§ **Your task**:
Send back the entries below exactly as they appear.

§ **Supplied entries**:
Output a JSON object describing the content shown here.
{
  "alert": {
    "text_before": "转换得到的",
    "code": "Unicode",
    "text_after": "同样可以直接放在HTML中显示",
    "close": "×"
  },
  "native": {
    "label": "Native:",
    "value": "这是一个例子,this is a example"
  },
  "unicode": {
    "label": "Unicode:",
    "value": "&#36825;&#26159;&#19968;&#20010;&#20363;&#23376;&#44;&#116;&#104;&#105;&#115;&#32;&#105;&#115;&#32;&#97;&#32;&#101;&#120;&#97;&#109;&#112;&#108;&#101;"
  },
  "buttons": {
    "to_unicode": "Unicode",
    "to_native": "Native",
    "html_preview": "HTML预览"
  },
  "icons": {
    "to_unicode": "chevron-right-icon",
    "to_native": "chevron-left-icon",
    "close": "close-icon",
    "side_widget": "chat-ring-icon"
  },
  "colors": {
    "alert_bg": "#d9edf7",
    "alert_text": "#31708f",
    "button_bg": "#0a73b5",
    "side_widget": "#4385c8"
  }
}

§ **Written answer**:
Output a JSON object describing the content shown here.
{
  "alert": {
    "text_before": "转换得到的",
    "code": "Unicode",
    "text_after": "同样可以直接放在HTML中显示",
    "close": "×"
  },
  "native": {
    "label": "Native:",
    "value": "这是一个例子,this is a example"
  },
  "unicode": {
    "label": "Unicode:",
    "value": "&#36825;&#26159;&#19968;&#20010;&#20363;&#23376;&#44;&#116;&#104;&#105;&#115;&#32;&#105;&#115;&#32;&#97;&#32;&#101;&#120;&#97;&#109;&#112;&#108;&#101;"
  },
  "buttons": {
    "to_unicode": "Unicode",
    "to_native": "Native",
    "html_preview": "HTML预览"
  },
  "icons": {
    "to_unicode": "chevron-right-icon",
    "to_native": "chevron-left-icon",
    "close": "close-icon",
    "side_widget": "chat-ring-icon"
  },
  "colors": {
    "alert_bg": "#d9edf7",
    "alert_text": "#31708f",
    "button_bg": "#0a73b5",
    "side_widget": "#4385c8"
  }
}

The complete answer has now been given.